Return each line of the data below verbatim; pictures are to be left out.

** START Records for processing **

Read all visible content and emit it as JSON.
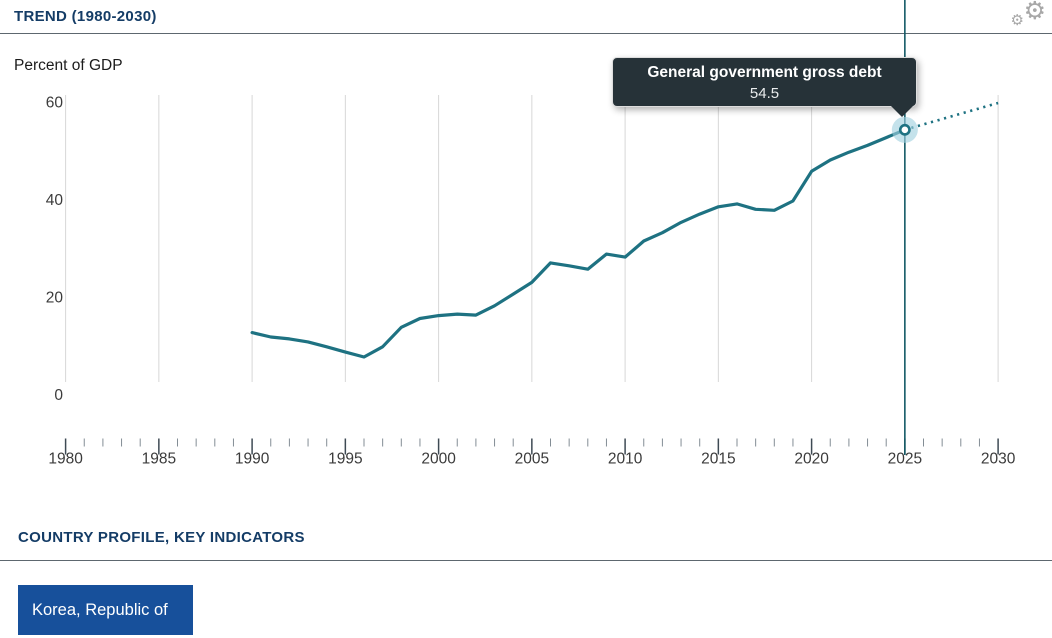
{
  "header": {
    "trend_title": "TREND (1980-2030)"
  },
  "icons": {
    "gear": "⚙"
  },
  "chart": {
    "unit_label": "Percent of GDP"
  },
  "tooltip": {
    "title": "General government gross debt",
    "value": "54.5"
  },
  "sections": {
    "country_profile_title": "COUNTRY PROFILE, KEY INDICATORS"
  },
  "country_button": {
    "label": "Korea, Republic of"
  },
  "colors": {
    "navy": "#143c66",
    "line": "#1e7282",
    "hover_line": "#145a66",
    "halo": "#9fd0de",
    "tooltip_bg": "#263238",
    "button_bg": "#17509b",
    "grid": "#d7d7d7",
    "tick_major": "#3e4a54",
    "tick_minor": "#838d95",
    "axis_text": "#3b3b3b",
    "rule": "#5d676f",
    "gear": "#a8a8a8"
  },
  "chart_data": {
    "type": "line",
    "title": "TREND (1980-2030)",
    "ylabel": "Percent of GDP",
    "xlabel": "",
    "xlim": [
      1980,
      2030
    ],
    "ylim": [
      0,
      60
    ],
    "y_ticks": [
      0,
      20,
      40,
      60
    ],
    "x_major_ticks": [
      1980,
      1985,
      1990,
      1995,
      2000,
      2005,
      2010,
      2015,
      2020,
      2025,
      2030
    ],
    "x_minor_tick_interval": 1,
    "grid": "vertical-only",
    "legend": "none",
    "series": [
      {
        "name": "General government gross debt",
        "style": "solid",
        "years": [
          1990,
          1991,
          1992,
          1993,
          1994,
          1995,
          1996,
          1997,
          1998,
          1999,
          2000,
          2001,
          2002,
          2003,
          2004,
          2005,
          2006,
          2007,
          2008,
          2009,
          2010,
          2011,
          2012,
          2013,
          2014,
          2015,
          2016,
          2017,
          2018,
          2019,
          2020,
          2021,
          2022,
          2023,
          2024,
          2025
        ],
        "values": [
          12.9,
          12.0,
          11.6,
          11.0,
          10.0,
          8.9,
          7.9,
          10.0,
          14.0,
          15.8,
          16.4,
          16.7,
          16.5,
          18.4,
          20.8,
          23.2,
          27.2,
          26.6,
          25.9,
          29.0,
          28.4,
          31.7,
          33.4,
          35.5,
          37.2,
          38.7,
          39.3,
          38.2,
          38.0,
          39.9,
          46.0,
          48.3,
          49.9,
          51.3,
          52.9,
          54.5
        ]
      },
      {
        "name": "General government gross debt (projection)",
        "style": "dotted",
        "years": [
          2025,
          2026,
          2027,
          2028,
          2029,
          2030
        ],
        "values": [
          54.5,
          55.6,
          56.7,
          57.8,
          58.9,
          60.0
        ]
      }
    ],
    "highlight": {
      "year": 2025,
      "value": 54.5
    }
  }
}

** END Records for processing **

▶ **Solution to this problem**
Read all visible content and emit it as JSON.
{
  "header": {
    "trend_title": "TREND (1980-2030)"
  },
  "icons": {
    "gear": "⚙"
  },
  "chart": {
    "unit_label": "Percent of GDP"
  },
  "tooltip": {
    "title": "General government gross debt",
    "value": "54.5"
  },
  "sections": {
    "country_profile_title": "COUNTRY PROFILE, KEY INDICATORS"
  },
  "country_button": {
    "label": "Korea, Republic of"
  },
  "colors": {
    "navy": "#143c66",
    "line": "#1e7282",
    "hover_line": "#145a66",
    "halo": "#9fd0de",
    "tooltip_bg": "#263238",
    "button_bg": "#17509b",
    "grid": "#d7d7d7",
    "tick_major": "#3e4a54",
    "tick_minor": "#838d95",
    "axis_text": "#3b3b3b",
    "rule": "#5d676f",
    "gear": "#a8a8a8"
  },
  "chart_data": {
    "type": "line",
    "title": "TREND (1980-2030)",
    "ylabel": "Percent of GDP",
    "xlabel": "",
    "xlim": [
      1980,
      2030
    ],
    "ylim": [
      0,
      60
    ],
    "y_ticks": [
      0,
      20,
      40,
      60
    ],
    "x_major_ticks": [
      1980,
      1985,
      1990,
      1995,
      2000,
      2005,
      2010,
      2015,
      2020,
      2025,
      2030
    ],
    "x_minor_tick_interval": 1,
    "grid": "vertical-only",
    "legend": "none",
    "series": [
      {
        "name": "General government gross debt",
        "style": "solid",
        "years": [
          1990,
          1991,
          1992,
          1993,
          1994,
          1995,
          1996,
          1997,
          1998,
          1999,
          2000,
          2001,
          2002,
          2003,
          2004,
          2005,
          2006,
          2007,
          2008,
          2009,
          2010,
          2011,
          2012,
          2013,
          2014,
          2015,
          2016,
          2017,
          2018,
          2019,
          2020,
          2021,
          2022,
          2023,
          2024,
          2025
        ],
        "values": [
          12.9,
          12.0,
          11.6,
          11.0,
          10.0,
          8.9,
          7.9,
          10.0,
          14.0,
          15.8,
          16.4,
          16.7,
          16.5,
          18.4,
          20.8,
          23.2,
          27.2,
          26.6,
          25.9,
          29.0,
          28.4,
          31.7,
          33.4,
          35.5,
          37.2,
          38.7,
          39.3,
          38.2,
          38.0,
          39.9,
          46.0,
          48.3,
          49.9,
          51.3,
          52.9,
          54.5
        ]
      },
      {
        "name": "General government gross debt (projection)",
        "style": "dotted",
        "years": [
          2025,
          2026,
          2027,
          2028,
          2029,
          2030
        ],
        "values": [
          54.5,
          55.6,
          56.7,
          57.8,
          58.9,
          60.0
        ]
      }
    ],
    "highlight": {
      "year": 2025,
      "value": 54.5
    }
  }
}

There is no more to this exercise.